_What you have to do_
Return these lines of the records unchanged, beginning at the line that contains "Patent image size: (944, 429)." and stopping after the line that contains "The central area 19 is at (345, 300).".

_Dataset entries_
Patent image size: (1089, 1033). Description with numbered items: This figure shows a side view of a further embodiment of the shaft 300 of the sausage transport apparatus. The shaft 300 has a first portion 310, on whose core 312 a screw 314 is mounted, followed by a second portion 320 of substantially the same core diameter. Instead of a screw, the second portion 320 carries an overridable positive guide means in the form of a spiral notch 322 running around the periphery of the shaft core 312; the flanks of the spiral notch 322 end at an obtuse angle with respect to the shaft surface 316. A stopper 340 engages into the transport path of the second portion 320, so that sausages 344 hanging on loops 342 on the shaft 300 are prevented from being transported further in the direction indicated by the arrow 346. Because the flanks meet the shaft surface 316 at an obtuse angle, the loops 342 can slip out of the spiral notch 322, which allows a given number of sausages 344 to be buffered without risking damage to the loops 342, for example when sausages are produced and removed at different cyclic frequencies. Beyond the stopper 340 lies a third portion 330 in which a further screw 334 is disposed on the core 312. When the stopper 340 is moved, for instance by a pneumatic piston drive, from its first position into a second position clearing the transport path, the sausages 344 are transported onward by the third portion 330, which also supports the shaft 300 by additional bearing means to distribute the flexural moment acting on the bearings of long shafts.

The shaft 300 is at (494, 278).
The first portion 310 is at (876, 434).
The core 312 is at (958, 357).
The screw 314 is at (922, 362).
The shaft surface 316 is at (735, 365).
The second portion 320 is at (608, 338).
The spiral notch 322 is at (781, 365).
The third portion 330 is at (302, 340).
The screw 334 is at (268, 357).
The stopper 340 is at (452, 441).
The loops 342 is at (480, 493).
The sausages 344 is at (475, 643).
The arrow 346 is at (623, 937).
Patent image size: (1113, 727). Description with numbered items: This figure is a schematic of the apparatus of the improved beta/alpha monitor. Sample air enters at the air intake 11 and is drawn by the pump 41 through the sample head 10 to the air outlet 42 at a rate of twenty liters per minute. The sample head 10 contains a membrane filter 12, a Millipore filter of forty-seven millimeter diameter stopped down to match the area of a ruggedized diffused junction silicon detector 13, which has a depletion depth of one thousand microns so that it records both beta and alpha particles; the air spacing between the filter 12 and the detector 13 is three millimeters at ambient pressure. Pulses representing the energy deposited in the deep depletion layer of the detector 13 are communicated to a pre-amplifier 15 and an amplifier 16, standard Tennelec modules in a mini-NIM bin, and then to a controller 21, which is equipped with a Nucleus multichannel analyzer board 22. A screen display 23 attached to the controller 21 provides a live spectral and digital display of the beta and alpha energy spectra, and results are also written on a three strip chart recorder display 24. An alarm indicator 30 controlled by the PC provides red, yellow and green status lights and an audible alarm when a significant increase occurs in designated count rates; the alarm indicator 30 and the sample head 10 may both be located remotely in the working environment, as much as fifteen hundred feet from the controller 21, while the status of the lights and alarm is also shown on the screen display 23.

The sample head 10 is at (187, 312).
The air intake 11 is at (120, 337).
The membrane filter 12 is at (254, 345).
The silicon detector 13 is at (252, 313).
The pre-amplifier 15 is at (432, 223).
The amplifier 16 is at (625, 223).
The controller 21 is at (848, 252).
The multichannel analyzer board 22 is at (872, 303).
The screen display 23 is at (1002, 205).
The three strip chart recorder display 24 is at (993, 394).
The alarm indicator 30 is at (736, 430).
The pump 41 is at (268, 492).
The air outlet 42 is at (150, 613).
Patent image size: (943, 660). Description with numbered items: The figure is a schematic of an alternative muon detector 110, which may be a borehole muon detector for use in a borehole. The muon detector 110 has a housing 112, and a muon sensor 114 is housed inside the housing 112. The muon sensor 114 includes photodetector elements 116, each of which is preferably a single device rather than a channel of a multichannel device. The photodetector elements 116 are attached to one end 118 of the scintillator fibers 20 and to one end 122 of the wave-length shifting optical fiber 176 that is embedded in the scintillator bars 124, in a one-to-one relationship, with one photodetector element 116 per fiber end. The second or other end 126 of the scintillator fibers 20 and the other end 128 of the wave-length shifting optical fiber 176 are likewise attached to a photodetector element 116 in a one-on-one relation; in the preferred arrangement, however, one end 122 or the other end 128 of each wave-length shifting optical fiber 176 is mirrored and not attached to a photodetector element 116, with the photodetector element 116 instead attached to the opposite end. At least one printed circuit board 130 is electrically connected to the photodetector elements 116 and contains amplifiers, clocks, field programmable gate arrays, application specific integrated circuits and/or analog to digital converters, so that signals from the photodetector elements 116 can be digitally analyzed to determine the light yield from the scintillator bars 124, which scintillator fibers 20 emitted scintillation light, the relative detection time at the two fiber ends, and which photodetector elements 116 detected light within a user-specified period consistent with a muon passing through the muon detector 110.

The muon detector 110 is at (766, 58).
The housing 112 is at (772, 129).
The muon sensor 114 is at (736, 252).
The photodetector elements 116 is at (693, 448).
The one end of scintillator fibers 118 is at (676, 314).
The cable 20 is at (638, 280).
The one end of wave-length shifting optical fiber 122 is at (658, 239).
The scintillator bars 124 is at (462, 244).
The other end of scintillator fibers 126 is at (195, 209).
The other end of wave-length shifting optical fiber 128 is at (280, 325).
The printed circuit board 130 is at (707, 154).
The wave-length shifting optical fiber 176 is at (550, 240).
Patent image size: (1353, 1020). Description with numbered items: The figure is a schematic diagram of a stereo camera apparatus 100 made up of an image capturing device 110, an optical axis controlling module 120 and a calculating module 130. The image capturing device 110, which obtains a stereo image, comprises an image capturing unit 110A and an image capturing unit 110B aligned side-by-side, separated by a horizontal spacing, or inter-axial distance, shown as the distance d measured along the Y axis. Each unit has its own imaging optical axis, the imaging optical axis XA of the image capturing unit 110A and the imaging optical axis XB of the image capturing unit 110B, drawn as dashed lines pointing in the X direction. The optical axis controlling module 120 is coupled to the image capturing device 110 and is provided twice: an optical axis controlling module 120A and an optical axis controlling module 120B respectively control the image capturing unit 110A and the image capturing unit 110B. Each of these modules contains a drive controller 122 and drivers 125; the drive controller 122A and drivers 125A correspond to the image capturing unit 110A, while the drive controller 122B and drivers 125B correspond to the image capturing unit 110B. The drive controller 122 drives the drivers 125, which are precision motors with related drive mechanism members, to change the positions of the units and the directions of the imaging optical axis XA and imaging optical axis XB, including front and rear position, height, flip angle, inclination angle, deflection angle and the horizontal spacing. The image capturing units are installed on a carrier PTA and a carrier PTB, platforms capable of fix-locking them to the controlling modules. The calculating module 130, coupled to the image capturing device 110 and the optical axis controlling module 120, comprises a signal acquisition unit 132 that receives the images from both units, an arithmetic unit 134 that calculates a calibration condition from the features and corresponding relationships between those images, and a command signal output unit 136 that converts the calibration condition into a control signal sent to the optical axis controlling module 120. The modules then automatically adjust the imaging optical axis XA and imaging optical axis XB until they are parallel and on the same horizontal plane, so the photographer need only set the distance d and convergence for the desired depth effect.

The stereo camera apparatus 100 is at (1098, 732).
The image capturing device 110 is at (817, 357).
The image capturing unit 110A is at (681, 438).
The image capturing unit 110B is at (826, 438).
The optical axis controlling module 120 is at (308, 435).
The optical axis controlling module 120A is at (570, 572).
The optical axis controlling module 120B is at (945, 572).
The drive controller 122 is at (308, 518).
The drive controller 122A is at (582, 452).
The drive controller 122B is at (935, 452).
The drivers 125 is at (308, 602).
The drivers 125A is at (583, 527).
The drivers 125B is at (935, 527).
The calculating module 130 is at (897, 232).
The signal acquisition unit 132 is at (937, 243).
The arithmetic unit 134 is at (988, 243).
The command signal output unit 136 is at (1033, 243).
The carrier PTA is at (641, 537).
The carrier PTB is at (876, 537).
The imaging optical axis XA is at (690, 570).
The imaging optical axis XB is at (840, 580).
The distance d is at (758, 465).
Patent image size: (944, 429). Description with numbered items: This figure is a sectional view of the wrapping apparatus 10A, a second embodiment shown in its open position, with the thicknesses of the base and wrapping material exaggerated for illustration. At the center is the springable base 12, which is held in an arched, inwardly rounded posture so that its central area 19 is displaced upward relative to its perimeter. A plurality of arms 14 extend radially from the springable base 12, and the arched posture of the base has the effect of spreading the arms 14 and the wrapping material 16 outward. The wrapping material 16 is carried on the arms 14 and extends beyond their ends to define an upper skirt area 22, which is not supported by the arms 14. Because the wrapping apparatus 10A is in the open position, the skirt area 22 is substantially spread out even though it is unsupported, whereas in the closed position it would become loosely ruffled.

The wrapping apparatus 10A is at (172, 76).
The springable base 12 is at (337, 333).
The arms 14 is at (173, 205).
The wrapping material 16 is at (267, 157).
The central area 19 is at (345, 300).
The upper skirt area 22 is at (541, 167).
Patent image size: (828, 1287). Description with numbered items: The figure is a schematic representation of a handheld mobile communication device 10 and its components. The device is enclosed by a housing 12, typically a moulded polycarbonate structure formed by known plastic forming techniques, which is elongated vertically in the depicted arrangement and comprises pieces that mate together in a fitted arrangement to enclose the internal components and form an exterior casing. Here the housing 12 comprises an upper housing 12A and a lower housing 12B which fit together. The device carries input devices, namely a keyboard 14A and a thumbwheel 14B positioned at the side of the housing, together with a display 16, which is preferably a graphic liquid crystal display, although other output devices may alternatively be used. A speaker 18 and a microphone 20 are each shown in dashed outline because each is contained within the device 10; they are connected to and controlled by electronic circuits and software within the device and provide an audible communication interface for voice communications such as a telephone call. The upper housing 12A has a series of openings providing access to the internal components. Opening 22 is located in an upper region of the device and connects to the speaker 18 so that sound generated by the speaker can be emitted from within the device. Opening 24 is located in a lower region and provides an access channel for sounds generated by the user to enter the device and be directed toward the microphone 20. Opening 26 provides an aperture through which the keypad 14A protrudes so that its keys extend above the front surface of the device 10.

_Exercise response_
Patent image size: (944, 429). Description with numbered items: This figure is a sectional view of the wrapping apparatus 10A, a second embodiment shown in its open position, with the thicknesses of the base and wrapping material exaggerated for illustration. At the center is the springable base 12, which is held in an arched, inwardly rounded posture so that its central area 19 is displaced upward relative to its perimeter. A plurality of arms 14 extend radially from the springable base 12, and the arched posture of the base has the effect of spreading the arms 14 and the wrapping material 16 outward. The wrapping material 16 is carried on the arms 14 and extends beyond their ends to define an upper skirt area 22, which is not supported by the arms 14. Because the wrapping apparatus 10A is in the open position, the skirt area 22 is substantially spread out even though it is unsupported, whereas in the closed position it would become loosely ruffled.

The wrapping apparatus 10A is at (172, 76).
The springable base 12 is at (337, 333).
The arms 14 is at (173, 205).
The wrapping material 16 is at (267, 157).
The central area 19 is at (345, 300).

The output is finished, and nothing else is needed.